── EXERCISE MATERIALS

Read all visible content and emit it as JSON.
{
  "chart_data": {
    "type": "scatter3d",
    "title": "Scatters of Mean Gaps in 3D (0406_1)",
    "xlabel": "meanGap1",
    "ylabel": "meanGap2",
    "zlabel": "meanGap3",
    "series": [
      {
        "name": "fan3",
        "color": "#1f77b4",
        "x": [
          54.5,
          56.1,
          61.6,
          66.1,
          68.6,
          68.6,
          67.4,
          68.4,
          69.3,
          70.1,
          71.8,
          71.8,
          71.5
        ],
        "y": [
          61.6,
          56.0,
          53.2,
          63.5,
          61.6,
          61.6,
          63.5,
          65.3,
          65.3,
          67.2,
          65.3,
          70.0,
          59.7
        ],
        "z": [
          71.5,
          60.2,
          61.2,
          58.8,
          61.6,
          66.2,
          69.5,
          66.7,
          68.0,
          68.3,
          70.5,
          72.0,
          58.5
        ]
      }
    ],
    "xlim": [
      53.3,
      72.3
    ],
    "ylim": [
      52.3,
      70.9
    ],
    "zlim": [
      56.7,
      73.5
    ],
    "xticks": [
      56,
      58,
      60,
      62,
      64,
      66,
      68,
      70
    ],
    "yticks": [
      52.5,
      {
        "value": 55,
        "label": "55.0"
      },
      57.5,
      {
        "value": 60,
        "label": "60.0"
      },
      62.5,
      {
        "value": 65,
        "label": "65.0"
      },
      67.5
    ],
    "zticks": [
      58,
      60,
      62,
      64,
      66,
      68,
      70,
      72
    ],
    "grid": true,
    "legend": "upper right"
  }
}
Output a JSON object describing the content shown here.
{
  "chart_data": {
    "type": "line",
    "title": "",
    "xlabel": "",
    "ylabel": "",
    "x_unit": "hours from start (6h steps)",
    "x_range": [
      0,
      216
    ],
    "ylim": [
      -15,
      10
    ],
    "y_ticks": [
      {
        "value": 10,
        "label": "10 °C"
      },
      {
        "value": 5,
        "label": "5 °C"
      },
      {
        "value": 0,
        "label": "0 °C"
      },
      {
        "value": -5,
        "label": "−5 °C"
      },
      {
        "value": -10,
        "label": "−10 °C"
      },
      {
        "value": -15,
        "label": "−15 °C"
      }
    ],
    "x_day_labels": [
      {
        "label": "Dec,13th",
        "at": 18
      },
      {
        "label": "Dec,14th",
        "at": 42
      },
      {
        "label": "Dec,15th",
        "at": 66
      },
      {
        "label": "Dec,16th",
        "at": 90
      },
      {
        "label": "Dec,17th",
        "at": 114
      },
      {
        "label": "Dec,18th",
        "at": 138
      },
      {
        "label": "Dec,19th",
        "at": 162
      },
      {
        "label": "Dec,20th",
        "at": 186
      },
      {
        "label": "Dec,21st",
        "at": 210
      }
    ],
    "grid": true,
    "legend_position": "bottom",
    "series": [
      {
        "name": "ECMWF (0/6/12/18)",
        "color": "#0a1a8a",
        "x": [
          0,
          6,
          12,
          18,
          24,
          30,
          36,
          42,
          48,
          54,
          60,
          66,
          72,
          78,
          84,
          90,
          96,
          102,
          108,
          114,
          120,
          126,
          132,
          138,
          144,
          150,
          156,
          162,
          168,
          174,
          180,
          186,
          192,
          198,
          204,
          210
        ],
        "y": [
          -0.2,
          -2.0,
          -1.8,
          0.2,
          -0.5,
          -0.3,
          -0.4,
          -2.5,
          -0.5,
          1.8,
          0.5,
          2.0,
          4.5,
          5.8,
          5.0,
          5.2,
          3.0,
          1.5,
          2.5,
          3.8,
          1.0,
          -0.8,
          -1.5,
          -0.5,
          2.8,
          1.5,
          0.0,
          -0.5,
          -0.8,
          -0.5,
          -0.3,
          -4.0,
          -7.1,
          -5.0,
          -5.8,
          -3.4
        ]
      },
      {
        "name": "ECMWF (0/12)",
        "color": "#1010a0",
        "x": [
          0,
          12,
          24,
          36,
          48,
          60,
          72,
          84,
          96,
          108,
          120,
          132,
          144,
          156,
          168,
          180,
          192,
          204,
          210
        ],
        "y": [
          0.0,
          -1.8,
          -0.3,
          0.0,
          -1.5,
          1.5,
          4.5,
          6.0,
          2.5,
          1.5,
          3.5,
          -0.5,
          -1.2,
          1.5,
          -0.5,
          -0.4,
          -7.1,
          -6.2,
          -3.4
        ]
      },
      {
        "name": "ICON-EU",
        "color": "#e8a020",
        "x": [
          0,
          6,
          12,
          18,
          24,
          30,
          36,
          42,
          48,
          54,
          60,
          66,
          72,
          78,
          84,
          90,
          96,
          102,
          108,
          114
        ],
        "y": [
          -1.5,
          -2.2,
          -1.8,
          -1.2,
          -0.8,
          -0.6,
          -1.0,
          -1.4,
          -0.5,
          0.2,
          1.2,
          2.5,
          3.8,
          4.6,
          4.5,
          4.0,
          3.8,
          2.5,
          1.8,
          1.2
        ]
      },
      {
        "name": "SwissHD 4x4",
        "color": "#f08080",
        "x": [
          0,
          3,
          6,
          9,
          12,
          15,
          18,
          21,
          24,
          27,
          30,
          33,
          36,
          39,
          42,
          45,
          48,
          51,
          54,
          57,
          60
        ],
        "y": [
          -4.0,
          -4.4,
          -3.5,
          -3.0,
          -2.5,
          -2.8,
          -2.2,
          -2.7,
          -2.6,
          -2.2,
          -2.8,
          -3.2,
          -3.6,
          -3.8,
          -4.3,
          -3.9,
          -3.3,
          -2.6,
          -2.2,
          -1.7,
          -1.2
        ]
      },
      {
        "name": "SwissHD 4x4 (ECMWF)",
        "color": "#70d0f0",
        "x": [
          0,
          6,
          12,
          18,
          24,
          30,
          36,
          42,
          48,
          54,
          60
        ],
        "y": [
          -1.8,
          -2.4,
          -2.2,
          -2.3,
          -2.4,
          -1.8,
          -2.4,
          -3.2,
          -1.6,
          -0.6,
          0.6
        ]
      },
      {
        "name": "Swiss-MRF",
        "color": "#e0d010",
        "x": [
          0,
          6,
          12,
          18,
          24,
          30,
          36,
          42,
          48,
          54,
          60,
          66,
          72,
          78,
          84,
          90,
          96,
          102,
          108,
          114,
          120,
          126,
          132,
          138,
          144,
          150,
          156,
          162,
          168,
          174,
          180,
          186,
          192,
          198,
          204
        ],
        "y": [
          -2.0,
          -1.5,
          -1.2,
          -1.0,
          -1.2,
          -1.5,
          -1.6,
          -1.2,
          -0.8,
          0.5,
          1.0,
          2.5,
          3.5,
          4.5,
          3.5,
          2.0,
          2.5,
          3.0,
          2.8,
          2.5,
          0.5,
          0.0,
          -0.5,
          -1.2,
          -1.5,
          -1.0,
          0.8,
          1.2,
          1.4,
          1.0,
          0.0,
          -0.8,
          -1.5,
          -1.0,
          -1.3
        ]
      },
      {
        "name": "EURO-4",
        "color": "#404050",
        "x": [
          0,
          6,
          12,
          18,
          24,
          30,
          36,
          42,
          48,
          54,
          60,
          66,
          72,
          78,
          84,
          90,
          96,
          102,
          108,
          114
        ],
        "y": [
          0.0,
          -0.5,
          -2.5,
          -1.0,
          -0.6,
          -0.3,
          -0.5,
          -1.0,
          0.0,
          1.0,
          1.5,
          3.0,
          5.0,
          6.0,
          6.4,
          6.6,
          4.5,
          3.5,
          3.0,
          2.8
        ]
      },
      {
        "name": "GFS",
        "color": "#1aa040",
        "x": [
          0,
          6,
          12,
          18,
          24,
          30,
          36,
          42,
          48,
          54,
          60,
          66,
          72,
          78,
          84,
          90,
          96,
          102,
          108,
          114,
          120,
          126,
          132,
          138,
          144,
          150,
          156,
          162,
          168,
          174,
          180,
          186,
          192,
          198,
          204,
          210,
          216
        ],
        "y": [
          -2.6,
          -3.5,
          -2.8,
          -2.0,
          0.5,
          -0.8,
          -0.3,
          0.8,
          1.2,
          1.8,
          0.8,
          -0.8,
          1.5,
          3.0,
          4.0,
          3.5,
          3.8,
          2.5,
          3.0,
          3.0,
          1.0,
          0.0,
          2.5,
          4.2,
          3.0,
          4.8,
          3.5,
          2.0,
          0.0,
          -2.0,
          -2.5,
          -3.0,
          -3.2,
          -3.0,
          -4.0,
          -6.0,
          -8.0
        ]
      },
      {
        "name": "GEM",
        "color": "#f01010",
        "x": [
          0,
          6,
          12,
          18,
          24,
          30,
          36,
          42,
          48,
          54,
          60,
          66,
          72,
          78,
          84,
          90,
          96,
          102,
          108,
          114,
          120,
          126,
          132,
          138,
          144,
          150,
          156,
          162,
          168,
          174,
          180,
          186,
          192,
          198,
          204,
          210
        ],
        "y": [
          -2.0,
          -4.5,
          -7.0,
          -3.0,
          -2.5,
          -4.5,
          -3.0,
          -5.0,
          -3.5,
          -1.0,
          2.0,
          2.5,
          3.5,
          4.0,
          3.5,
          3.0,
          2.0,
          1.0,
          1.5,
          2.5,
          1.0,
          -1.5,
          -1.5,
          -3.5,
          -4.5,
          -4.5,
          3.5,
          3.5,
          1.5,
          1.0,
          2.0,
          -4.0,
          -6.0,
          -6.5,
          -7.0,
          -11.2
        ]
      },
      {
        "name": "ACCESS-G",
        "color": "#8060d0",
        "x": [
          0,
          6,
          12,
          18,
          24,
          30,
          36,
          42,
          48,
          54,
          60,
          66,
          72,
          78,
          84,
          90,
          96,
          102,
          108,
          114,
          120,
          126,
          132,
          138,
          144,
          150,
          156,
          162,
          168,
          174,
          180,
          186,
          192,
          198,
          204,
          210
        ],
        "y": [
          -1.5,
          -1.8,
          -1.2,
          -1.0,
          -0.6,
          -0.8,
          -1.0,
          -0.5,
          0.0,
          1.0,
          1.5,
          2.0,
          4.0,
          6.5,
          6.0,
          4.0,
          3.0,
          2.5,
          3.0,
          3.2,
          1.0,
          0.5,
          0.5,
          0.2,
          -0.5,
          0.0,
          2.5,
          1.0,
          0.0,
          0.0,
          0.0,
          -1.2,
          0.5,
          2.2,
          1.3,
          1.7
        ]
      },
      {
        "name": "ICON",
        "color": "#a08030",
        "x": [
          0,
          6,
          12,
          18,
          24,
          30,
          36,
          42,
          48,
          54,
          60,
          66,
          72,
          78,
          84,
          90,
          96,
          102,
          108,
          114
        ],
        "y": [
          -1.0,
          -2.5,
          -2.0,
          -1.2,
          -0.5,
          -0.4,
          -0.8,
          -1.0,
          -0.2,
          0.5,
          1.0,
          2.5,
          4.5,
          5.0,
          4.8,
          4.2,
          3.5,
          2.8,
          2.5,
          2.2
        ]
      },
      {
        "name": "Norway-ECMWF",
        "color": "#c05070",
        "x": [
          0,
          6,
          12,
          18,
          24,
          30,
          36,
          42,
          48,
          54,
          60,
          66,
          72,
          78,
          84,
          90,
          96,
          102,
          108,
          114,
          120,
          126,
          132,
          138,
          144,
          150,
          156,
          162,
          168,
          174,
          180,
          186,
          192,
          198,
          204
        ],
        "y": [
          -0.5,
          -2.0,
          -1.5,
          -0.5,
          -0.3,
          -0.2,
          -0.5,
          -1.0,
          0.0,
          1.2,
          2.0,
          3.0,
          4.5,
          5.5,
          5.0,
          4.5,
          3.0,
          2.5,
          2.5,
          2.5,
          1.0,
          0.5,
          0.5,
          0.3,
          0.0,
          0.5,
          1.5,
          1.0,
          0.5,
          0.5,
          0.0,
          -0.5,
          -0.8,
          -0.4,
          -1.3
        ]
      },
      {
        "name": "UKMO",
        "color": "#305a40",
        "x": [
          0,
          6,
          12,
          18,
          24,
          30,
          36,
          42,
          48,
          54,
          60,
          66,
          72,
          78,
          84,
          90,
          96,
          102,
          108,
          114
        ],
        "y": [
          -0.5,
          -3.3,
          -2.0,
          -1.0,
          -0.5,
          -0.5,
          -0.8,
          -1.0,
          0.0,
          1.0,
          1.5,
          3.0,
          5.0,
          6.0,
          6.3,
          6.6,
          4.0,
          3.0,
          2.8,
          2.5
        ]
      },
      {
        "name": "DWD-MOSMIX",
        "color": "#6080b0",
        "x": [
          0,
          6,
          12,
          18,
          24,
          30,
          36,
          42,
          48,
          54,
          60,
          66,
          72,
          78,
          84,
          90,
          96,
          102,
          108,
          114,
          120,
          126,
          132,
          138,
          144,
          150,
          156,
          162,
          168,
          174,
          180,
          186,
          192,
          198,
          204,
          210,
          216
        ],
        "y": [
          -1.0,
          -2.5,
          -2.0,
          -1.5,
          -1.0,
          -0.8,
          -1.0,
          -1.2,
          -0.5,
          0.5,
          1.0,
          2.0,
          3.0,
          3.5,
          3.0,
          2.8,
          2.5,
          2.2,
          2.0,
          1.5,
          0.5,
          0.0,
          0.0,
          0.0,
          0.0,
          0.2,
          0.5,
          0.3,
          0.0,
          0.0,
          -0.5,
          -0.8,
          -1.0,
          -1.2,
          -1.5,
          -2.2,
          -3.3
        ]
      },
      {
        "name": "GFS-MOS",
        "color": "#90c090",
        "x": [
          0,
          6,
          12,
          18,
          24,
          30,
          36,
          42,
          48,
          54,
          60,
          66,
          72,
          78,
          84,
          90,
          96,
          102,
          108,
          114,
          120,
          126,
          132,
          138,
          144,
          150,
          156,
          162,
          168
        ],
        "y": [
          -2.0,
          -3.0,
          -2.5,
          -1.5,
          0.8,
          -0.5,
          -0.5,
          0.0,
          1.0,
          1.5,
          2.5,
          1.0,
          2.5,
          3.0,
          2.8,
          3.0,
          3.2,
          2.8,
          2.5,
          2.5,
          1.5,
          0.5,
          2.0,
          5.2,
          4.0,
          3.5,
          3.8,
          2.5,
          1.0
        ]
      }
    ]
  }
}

────

Look through the data and show every line containing "value".

        "value": 55,
        "value": 60,
        "value": 65,
        "value": 10,
        "value": 5,
        "value": 0,
        "value": -5,
        "value": -10,
        "value": -15,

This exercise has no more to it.